Task requirements
Write out all of the entries exactly, please.

Records provided
•••••

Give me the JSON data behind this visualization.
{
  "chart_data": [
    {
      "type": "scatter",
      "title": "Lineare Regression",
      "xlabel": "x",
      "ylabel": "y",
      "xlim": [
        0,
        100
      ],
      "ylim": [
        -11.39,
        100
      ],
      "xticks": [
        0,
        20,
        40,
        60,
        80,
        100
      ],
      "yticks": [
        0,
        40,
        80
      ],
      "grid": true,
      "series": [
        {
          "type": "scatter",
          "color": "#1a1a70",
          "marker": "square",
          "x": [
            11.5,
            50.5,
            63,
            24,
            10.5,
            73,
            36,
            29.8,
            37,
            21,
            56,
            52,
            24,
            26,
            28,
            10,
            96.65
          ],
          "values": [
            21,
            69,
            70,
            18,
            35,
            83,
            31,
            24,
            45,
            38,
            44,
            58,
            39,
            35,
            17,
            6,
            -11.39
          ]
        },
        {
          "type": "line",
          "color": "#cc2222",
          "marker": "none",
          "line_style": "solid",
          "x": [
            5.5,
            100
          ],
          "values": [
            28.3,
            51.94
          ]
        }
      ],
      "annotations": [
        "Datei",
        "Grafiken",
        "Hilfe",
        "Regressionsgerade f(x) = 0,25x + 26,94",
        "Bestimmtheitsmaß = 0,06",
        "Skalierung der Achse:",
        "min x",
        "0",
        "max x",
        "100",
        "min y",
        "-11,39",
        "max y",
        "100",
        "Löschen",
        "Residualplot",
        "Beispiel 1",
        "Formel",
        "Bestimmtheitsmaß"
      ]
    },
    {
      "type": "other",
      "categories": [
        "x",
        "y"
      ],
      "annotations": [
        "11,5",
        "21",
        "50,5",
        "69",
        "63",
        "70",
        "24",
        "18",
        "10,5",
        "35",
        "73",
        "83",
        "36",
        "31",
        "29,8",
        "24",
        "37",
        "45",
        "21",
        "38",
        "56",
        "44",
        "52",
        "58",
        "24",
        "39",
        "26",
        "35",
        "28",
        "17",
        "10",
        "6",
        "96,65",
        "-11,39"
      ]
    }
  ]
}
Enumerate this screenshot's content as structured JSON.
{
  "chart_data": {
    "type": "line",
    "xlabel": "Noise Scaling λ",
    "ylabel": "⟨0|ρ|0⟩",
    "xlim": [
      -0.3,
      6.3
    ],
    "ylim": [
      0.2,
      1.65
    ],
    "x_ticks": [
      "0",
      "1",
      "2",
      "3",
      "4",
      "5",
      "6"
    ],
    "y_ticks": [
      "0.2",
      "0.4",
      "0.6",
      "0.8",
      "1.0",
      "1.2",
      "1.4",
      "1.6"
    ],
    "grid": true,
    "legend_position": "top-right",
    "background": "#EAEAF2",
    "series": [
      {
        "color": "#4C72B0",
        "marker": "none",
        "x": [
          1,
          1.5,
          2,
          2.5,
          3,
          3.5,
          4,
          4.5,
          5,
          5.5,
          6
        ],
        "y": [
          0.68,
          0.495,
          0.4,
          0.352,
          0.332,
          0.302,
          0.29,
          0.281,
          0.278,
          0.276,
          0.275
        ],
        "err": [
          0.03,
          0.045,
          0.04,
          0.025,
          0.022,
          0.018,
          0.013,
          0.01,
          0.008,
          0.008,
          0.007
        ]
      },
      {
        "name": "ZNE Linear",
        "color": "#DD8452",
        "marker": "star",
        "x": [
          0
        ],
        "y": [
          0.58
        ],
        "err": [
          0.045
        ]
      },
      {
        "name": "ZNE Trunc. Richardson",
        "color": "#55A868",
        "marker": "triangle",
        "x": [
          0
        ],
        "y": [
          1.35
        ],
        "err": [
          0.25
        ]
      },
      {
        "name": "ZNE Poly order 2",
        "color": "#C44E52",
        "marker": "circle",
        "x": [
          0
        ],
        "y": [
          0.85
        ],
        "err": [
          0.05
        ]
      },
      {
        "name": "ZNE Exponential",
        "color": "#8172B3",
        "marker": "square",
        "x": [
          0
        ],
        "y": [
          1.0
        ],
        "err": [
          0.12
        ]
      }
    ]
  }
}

•••••

Worked answer
Give me the JSON data behind this visualization.
{
  "chart_data": [
    {
      "type": "scatter",
      "title": "Lineare Regression",
      "xlabel": "x",
      "ylabel": "y",
      "xlim": [
        0,
        100
      ],
      "ylim": [
        -11.39,
        100
      ],
      "xticks": [
        0,
        20,
        40,
        60,
        80,
        100
      ],
      "yticks": [
        0,
        40,
        80
      ],
      "grid": true,
      "series": [
        {
          "type": "scatter",
          "color": "#1a1a70",
          "marker": "square",
          "x": [
            11.5,
            50.5,
            63,
            24,
            10.5,
            73,
            36,
            29.8,
            37,
            21,
            56,
            52,
            24,
            26,
            28,
            10,
            96.65
          ],
          "values": [
            21,
            69,
            70,
            18,
            35,
            83,
            31,
            24,
            45,
            38,
            44,
            58,
            39,
            35,
            17,
            6,
            -11.39
          ]
        },
        {
          "type": "line",
          "color": "#cc2222",
          "marker": "none",
          "line_style": "solid",
          "x": [
            5.5,
            100
          ],
          "values": [
            28.3,
            51.94
          ]
        }
      ],
      "annotations": [
        "Datei",
        "Grafiken",
        "Hilfe",
        "Regressionsgerade f(x) = 0,25x + 26,94",
        "Bestimmtheitsmaß = 0,06",
        "Skalierung der Achse:",
        "min x",
        "0",
        "max x",
        "100",
        "min y",
        "-11,39",
        "max y",
        "100",
        "Löschen",
        "Residualplot",
        "Beispiel 1",
        "Formel",
        "Bestimmtheitsmaß"
      ]
    },
    {
      "type": "other",
      "categories": [
        "x",
        "y"
      ],
      "annotations": [
        "11,5",
        "21",
        "50,5",
        "69",
        "63",
        "70",
        "24",
        "18",
        "10,5",
        "35",
        "73",
        "83",
        "36",
        "31",
        "29,8",
        "24",
        "37",
        "45",
        "21",
        "38",
        "56",
        "44",
        "52",
        "58",
        "24",
        "39",
        "26",
        "35",
        "28",
        "17",
        "10",
        "6",
        "96,65",
        "-11,39"
      ]
    }
  ]
}
Enumerate this screenshot's content as structured JSON.
{
  "chart_data": {
    "type": "line",
    "xlabel": "Noise Scaling λ",
    "ylabel": "⟨0|ρ|0⟩",
    "xlim": [
      -0.3,
      6.3
    ],
    "ylim": [
      0.2,
      1.65
    ],
    "x_ticks": [
      "0",
      "1",
      "2",
      "3",
      "4",
      "5",
      "6"
    ],
    "y_ticks": [
      "0.2",
      "0.4",
      "0.6",
      "0.8",
      "1.0",
      "1.2",
      "1.4",
      "1.6"
    ],
    "grid": true,
    "legend_position": "top-right",
    "background": "#EAEAF2",
    "series": [
      {
        "color": "#4C72B0",
        "marker": "none",
        "x": [
          1,
          1.5,
          2,
          2.5,
          3,
          3.5,
          4,
          4.5,
          5,
          5.5,
          6
        ],
        "y": [
          0.68,
          0.495,
          0.4,
          0.352,
          0.332,
          0.302,
          0.29,
          0.281,
          0.278,
          0.276,
          0.275
        ],
        "err": [
          0.03,
          0.045,
          0.04,
          0.025,
          0.022,
          0.018,
          0.013,
          0.01,
          0.008,
          0.008,
          0.007
        ]
      },
      {
        "name": "ZNE Linear",
        "color": "#DD8452",
        "marker": "star",
        "x": [
          0
        ],
        "y": [
          0.58
        ],
        "err": [
          0.045
        ]
      },
      {
        "name": "ZNE Trunc. Richardson",
        "color": "#55A868",
        "marker": "triangle",
        "x": [
          0
        ],
        "y": [
          1.35
        ],
        "err": [
          0.25
        ]
      },
      {
        "name": "ZNE Poly order 2",
        "color": "#C44E52",
        "marker": "circle",
        "x": [
          0
        ],
        "y": [
          0.85
        ],
        "err": [
          0.05
        ]
      },
      {
        "name": "ZNE Exponential",
        "color": "#8172B3",
        "marker": "square",
        "x": [
          0
        ],
        "y": [
          1.0
        ],
        "err": [
          0.12
        ]
      }
    ]
  }
}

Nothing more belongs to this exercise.